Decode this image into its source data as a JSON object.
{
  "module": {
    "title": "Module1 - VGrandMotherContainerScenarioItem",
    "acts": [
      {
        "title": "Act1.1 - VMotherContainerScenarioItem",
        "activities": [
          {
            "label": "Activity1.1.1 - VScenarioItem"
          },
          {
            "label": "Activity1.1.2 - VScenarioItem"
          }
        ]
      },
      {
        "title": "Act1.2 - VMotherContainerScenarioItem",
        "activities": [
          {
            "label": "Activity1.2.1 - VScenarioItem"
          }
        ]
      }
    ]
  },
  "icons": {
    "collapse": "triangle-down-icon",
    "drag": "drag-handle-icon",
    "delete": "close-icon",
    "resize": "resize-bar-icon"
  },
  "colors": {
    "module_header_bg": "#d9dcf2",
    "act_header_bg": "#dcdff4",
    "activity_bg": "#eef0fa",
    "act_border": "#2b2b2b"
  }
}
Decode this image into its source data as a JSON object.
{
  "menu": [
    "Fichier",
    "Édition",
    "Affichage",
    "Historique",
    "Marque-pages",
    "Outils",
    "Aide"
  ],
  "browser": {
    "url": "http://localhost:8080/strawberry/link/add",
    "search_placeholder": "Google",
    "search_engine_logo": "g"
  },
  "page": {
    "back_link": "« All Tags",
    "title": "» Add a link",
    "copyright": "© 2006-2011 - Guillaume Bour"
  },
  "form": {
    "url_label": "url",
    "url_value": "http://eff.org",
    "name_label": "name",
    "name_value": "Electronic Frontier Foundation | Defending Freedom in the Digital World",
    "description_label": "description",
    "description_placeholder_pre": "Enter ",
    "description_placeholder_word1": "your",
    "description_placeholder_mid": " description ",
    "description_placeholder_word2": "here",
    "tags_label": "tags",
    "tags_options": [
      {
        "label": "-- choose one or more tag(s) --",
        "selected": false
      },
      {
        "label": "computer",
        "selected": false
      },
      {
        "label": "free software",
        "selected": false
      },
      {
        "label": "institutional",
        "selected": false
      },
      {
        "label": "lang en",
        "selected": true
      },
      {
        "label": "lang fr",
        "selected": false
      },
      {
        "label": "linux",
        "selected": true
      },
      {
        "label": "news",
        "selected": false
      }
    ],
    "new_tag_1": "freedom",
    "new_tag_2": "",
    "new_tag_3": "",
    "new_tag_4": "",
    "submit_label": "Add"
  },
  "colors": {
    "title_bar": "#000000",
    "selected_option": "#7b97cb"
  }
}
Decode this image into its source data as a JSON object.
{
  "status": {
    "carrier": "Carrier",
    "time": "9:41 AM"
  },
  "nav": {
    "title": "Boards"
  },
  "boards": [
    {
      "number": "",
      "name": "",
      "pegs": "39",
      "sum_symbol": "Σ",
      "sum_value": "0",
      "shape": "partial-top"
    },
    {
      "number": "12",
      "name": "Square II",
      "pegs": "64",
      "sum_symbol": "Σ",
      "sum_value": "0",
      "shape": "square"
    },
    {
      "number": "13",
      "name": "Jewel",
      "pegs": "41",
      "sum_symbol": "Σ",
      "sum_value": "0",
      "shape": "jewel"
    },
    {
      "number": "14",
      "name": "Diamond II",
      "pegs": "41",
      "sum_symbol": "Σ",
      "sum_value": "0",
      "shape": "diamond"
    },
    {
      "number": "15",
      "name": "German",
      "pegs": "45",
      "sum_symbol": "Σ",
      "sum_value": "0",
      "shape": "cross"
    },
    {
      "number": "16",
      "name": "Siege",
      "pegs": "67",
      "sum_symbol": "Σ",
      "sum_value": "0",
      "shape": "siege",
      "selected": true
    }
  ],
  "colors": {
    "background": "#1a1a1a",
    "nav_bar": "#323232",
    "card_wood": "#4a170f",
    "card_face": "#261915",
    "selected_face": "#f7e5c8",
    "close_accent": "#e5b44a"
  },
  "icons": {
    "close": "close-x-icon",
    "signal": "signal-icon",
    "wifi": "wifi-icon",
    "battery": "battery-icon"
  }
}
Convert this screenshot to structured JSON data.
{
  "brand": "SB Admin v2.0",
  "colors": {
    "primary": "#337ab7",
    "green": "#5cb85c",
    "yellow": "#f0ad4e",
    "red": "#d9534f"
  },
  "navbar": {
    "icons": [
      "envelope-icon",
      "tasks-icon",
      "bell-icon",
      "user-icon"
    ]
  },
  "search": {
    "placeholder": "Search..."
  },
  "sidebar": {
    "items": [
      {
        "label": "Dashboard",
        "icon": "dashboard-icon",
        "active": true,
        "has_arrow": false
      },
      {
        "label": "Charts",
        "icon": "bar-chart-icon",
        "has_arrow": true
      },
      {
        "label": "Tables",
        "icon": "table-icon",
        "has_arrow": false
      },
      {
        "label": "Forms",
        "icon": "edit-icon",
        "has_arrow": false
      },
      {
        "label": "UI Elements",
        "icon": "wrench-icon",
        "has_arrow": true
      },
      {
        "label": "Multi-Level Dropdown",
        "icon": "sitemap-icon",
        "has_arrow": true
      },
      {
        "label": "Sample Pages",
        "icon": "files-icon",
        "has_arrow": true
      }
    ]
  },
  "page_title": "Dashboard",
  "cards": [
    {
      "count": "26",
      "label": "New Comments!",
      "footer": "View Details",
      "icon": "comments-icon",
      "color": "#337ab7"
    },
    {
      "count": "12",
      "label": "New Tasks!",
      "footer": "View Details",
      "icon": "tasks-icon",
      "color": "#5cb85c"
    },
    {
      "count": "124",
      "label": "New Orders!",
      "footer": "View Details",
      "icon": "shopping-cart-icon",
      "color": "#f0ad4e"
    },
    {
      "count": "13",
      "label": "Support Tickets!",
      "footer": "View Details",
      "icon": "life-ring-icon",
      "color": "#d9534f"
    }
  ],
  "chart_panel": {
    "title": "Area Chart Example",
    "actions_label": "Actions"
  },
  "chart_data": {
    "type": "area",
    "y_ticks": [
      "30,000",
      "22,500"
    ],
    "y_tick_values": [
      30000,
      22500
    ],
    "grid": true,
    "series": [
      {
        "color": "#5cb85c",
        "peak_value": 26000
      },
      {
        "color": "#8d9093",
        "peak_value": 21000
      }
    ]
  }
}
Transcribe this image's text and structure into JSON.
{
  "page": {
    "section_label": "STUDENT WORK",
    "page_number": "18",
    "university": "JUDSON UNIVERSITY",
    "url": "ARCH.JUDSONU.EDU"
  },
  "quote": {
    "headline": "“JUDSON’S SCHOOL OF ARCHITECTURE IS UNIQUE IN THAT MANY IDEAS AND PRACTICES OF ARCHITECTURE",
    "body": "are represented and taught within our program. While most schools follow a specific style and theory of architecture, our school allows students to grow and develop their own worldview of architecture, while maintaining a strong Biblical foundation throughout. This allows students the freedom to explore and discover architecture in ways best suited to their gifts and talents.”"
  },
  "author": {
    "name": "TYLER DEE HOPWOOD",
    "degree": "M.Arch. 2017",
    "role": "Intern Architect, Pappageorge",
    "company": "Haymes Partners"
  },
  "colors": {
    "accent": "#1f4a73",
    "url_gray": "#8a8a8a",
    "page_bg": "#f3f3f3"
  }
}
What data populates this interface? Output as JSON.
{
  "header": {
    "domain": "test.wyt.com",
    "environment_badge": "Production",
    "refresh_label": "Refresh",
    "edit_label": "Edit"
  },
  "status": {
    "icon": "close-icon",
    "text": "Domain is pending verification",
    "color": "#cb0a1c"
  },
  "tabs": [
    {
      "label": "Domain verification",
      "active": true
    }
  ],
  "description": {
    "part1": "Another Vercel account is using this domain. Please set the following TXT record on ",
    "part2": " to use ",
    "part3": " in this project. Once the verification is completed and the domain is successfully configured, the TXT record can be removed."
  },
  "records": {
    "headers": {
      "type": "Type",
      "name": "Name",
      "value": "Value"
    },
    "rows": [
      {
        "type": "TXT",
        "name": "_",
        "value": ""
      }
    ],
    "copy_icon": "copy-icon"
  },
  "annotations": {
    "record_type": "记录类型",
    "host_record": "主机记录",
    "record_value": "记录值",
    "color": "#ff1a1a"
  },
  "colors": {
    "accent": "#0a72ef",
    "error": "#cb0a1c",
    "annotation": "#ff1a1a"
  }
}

-=-=-=-=-

* [Problem] State only how many lines in the material include "VScenarioItem".

* [Solved exercise] 3